#### Items
**********
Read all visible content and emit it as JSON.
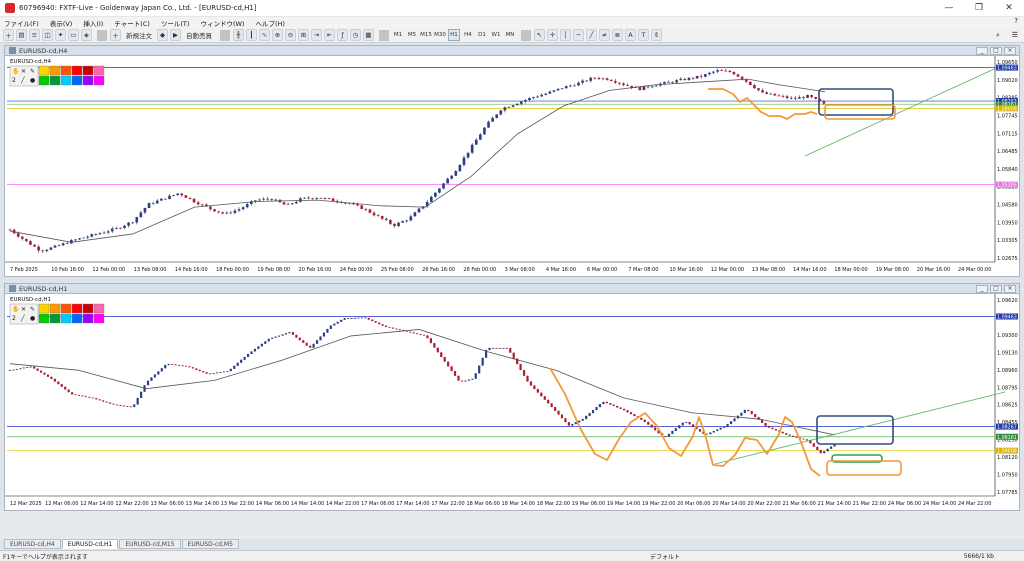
{
  "window": {
    "title": "60796940: FXTF-Live - Goldenway Japan Co., Ltd. - [EURUSD-cd,H1]",
    "controls": [
      "—",
      "❐",
      "✕"
    ]
  },
  "menu": {
    "items": [
      "ファイル(F)",
      "表示(V)",
      "挿入(I)",
      "チャート(C)",
      "ツール(T)",
      "ウィンドウ(W)",
      "ヘルプ(H)"
    ],
    "help_icon": "?"
  },
  "toolbar": {
    "new_order": "新規注文",
    "auto_trade": "自動売買",
    "timeframes": [
      "M1",
      "M5",
      "M15",
      "M30",
      "H1",
      "H4",
      "D1",
      "W1",
      "MN"
    ],
    "active_timeframe": "H1"
  },
  "chart_top": {
    "window_title": "EURUSD-cd,H4",
    "inner_label": "EURUSD-cd,H4",
    "chart_data": {
      "type": "candlestick",
      "symbol": "EURUSD-cd",
      "timeframe": "H4",
      "ylim": [
        1.0255,
        1.0973
      ],
      "y_ticks": [
        "1.09650",
        "1.09020",
        "1.08385",
        "1.07745",
        "1.07115",
        "1.06485",
        "1.05840",
        "1.05210",
        "1.04580",
        "1.03950",
        "1.03305",
        "1.02675"
      ],
      "x_ticks": [
        "7 Feb 2025",
        "10 Feb 16:00",
        "12 Feb 00:00",
        "13 Feb 08:00",
        "14 Feb 16:00",
        "18 Feb 00:00",
        "19 Feb 08:00",
        "20 Feb 16:00",
        "24 Feb 00:00",
        "25 Feb 08:00",
        "26 Feb 16:00",
        "28 Feb 00:00",
        "3 Mar 08:00",
        "4 Mar 16:00",
        "6 Mar 00:00",
        "7 Mar 08:00",
        "10 Mar 16:00",
        "12 Mar 00:00",
        "13 Mar 08:00",
        "14 Mar 16:00",
        "18 Mar 00:00",
        "19 Mar 08:00",
        "20 Mar 16:00",
        "24 Mar 00:00"
      ],
      "price_labels": [
        {
          "value": 1.0946,
          "text": "1.09463",
          "color": "#1f3aa8"
        },
        {
          "value": 1.0827,
          "text": "1.08267",
          "color": "#1f3aa8"
        },
        {
          "value": 1.0816,
          "text": "1.08161",
          "color": "#2c8c3a"
        },
        {
          "value": 1.0801,
          "text": "1.08008",
          "color": "#d9b300"
        },
        {
          "value": 1.053,
          "text": "1.05305",
          "color": "#e078e0"
        }
      ],
      "path_points": [
        [
          0,
          1.037
        ],
        [
          2,
          1.033
        ],
        [
          4,
          1.0295
        ],
        [
          6,
          1.031
        ],
        [
          8,
          1.033
        ],
        [
          10,
          1.0345
        ],
        [
          12,
          1.036
        ],
        [
          14,
          1.0375
        ],
        [
          16,
          1.04
        ],
        [
          18,
          1.046
        ],
        [
          20,
          1.048
        ],
        [
          22,
          1.05
        ],
        [
          24,
          1.047
        ],
        [
          26,
          1.0445
        ],
        [
          28,
          1.0425
        ],
        [
          30,
          1.0445
        ],
        [
          32,
          1.0475
        ],
        [
          34,
          1.048
        ],
        [
          36,
          1.0455
        ],
        [
          38,
          1.048
        ],
        [
          40,
          1.0485
        ],
        [
          42,
          1.0475
        ],
        [
          44,
          1.0465
        ],
        [
          46,
          1.0445
        ],
        [
          48,
          1.0415
        ],
        [
          50,
          1.0385
        ],
        [
          52,
          1.041
        ],
        [
          54,
          1.046
        ],
        [
          56,
          1.052
        ],
        [
          58,
          1.058
        ],
        [
          60,
          1.066
        ],
        [
          62,
          1.074
        ],
        [
          64,
          1.08
        ],
        [
          66,
          1.082
        ],
        [
          68,
          1.084
        ],
        [
          70,
          1.0855
        ],
        [
          72,
          1.0875
        ],
        [
          74,
          1.089
        ],
        [
          76,
          1.091
        ],
        [
          78,
          1.0905
        ],
        [
          80,
          1.0885
        ],
        [
          82,
          1.087
        ],
        [
          84,
          1.0885
        ],
        [
          86,
          1.0895
        ],
        [
          88,
          1.0905
        ],
        [
          90,
          1.0915
        ],
        [
          92,
          1.0935
        ],
        [
          94,
          1.093
        ],
        [
          96,
          1.0895
        ],
        [
          98,
          1.0855
        ],
        [
          100,
          1.0845
        ],
        [
          102,
          1.0835
        ],
        [
          104,
          1.0845
        ],
        [
          106,
          1.0815
        ]
      ],
      "ma_points": [
        [
          0,
          1.0365
        ],
        [
          8,
          1.0325
        ],
        [
          16,
          1.0355
        ],
        [
          24,
          1.045
        ],
        [
          32,
          1.047
        ],
        [
          40,
          1.0475
        ],
        [
          48,
          1.0455
        ],
        [
          54,
          1.045
        ],
        [
          60,
          1.056
        ],
        [
          66,
          1.071
        ],
        [
          72,
          1.081
        ],
        [
          78,
          1.0865
        ],
        [
          84,
          1.0885
        ],
        [
          90,
          1.0895
        ],
        [
          96,
          1.0905
        ],
        [
          100,
          1.0885
        ],
        [
          106,
          1.086
        ]
      ]
    }
  },
  "chart_bottom": {
    "window_title": "EURUSD-cd,H1",
    "inner_label": "EURUSD-cd,H1",
    "chart_data": {
      "type": "candlestick",
      "symbol": "EURUSD-cd",
      "timeframe": "H1",
      "ylim": [
        1.0752,
        1.0966
      ],
      "y_ticks": [
        "1.09620",
        "1.09465",
        "1.09300",
        "1.09130",
        "1.08960",
        "1.08795",
        "1.08625",
        "1.08455",
        "1.08290",
        "1.08120",
        "1.07950",
        "1.07785"
      ],
      "x_ticks": [
        "12 Mar 2025",
        "12 Mar 06:00",
        "12 Mar 14:00",
        "12 Mar 22:00",
        "13 Mar 06:00",
        "13 Mar 14:00",
        "13 Mar 22:00",
        "14 Mar 06:00",
        "14 Mar 14:00",
        "14 Mar 22:00",
        "17 Mar 06:00",
        "17 Mar 14:00",
        "17 Mar 22:00",
        "18 Mar 06:00",
        "18 Mar 14:00",
        "18 Mar 22:00",
        "19 Mar 06:00",
        "19 Mar 14:00",
        "19 Mar 22:00",
        "20 Mar 06:00",
        "20 Mar 14:00",
        "20 Mar 22:00",
        "21 Mar 06:00",
        "21 Mar 14:00",
        "21 Mar 22:00",
        "24 Mar 06:00",
        "24 Mar 14:00",
        "24 Mar 22:00"
      ],
      "price_labels": [
        {
          "value": 1.0946,
          "text": "1.09463",
          "color": "#1f3aa8"
        },
        {
          "value": 1.0827,
          "text": "1.08267",
          "color": "#1f3aa8"
        },
        {
          "value": 1.0816,
          "text": "1.08161",
          "color": "#2c8c3a"
        },
        {
          "value": 1.0801,
          "text": "1.08008",
          "color": "#d9b300"
        }
      ],
      "path_points": [
        [
          0,
          1.0888
        ],
        [
          6,
          1.0892
        ],
        [
          12,
          1.0879
        ],
        [
          18,
          1.0862
        ],
        [
          24,
          1.0858
        ],
        [
          30,
          1.0851
        ],
        [
          36,
          1.0848
        ],
        [
          40,
          1.0875
        ],
        [
          46,
          1.0895
        ],
        [
          52,
          1.0892
        ],
        [
          58,
          1.0884
        ],
        [
          64,
          1.0887
        ],
        [
          70,
          1.0906
        ],
        [
          76,
          1.0922
        ],
        [
          82,
          1.0929
        ],
        [
          88,
          1.0912
        ],
        [
          94,
          1.0936
        ],
        [
          98,
          1.0944
        ],
        [
          104,
          1.0945
        ],
        [
          110,
          1.0935
        ],
        [
          116,
          1.093
        ],
        [
          122,
          1.0925
        ],
        [
          128,
          1.0895
        ],
        [
          132,
          1.0875
        ],
        [
          136,
          1.0879
        ],
        [
          140,
          1.0912
        ],
        [
          146,
          1.0912
        ],
        [
          152,
          1.0875
        ],
        [
          158,
          1.0852
        ],
        [
          164,
          1.0828
        ],
        [
          168,
          1.0835
        ],
        [
          174,
          1.0854
        ],
        [
          180,
          1.0845
        ],
        [
          186,
          1.0833
        ],
        [
          192,
          1.0815
        ],
        [
          198,
          1.0833
        ],
        [
          204,
          1.0818
        ],
        [
          210,
          1.0828
        ],
        [
          216,
          1.0846
        ],
        [
          222,
          1.0827
        ],
        [
          228,
          1.0818
        ],
        [
          234,
          1.0812
        ],
        [
          238,
          1.0798
        ],
        [
          242,
          1.0808
        ]
      ],
      "ma_points": [
        [
          0,
          1.0895
        ],
        [
          20,
          1.0888
        ],
        [
          40,
          1.0868
        ],
        [
          60,
          1.0877
        ],
        [
          80,
          1.0899
        ],
        [
          100,
          1.0925
        ],
        [
          120,
          1.0932
        ],
        [
          140,
          1.0908
        ],
        [
          160,
          1.0888
        ],
        [
          180,
          1.0858
        ],
        [
          200,
          1.0842
        ],
        [
          220,
          1.0835
        ],
        [
          242,
          1.0818
        ]
      ]
    }
  },
  "tabs": [
    "EURUSD-cd,H4",
    "EURUSD-cd,H1",
    "EURUSD-cd,M15",
    "EURUSD-cd,M5"
  ],
  "active_tab": "EURUSD-cd,H1",
  "status": {
    "help_hint": "F1キーでヘルプが表示されます",
    "profile": "デフォルト",
    "connection": "5666/1 kb"
  },
  "colors": {
    "bull": "#ffffff",
    "bear": "#b22222",
    "bull_body": "#2a3f85",
    "bear_body": "#b01c2e",
    "grid": "#ffffff",
    "ma": "#555555",
    "blue_line": "#2233cc",
    "trend_line": "#56b356",
    "orange": "#f09a3a",
    "rect_blue": "#2f4d7c",
    "rect_green": "#2da24b",
    "magenta": "#ff66ff"
  }
}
**********
#### Task brief
Return all lines containing the word "EURUSD".

#### Answer to this exercise
    "title": "60796940: FXTF-Live - Goldenway Japan Co., Ltd. - [EURUSD-cd,H1]",
    "window_title": "EURUSD-cd,H4",
    "inner_label": "EURUSD-cd,H4",
      "symbol": "EURUSD-cd",
    "window_title": "EURUSD-cd,H1",
    "inner_label": "EURUSD-cd,H1",
      "symbol": "EURUSD-cd",
    "EURUSD-cd,H4",
    "EURUSD-cd,H1",
    "EURUSD-cd,M15",
    "EURUSD-cd,M5"
  "active_tab": "EURUSD-cd,H1",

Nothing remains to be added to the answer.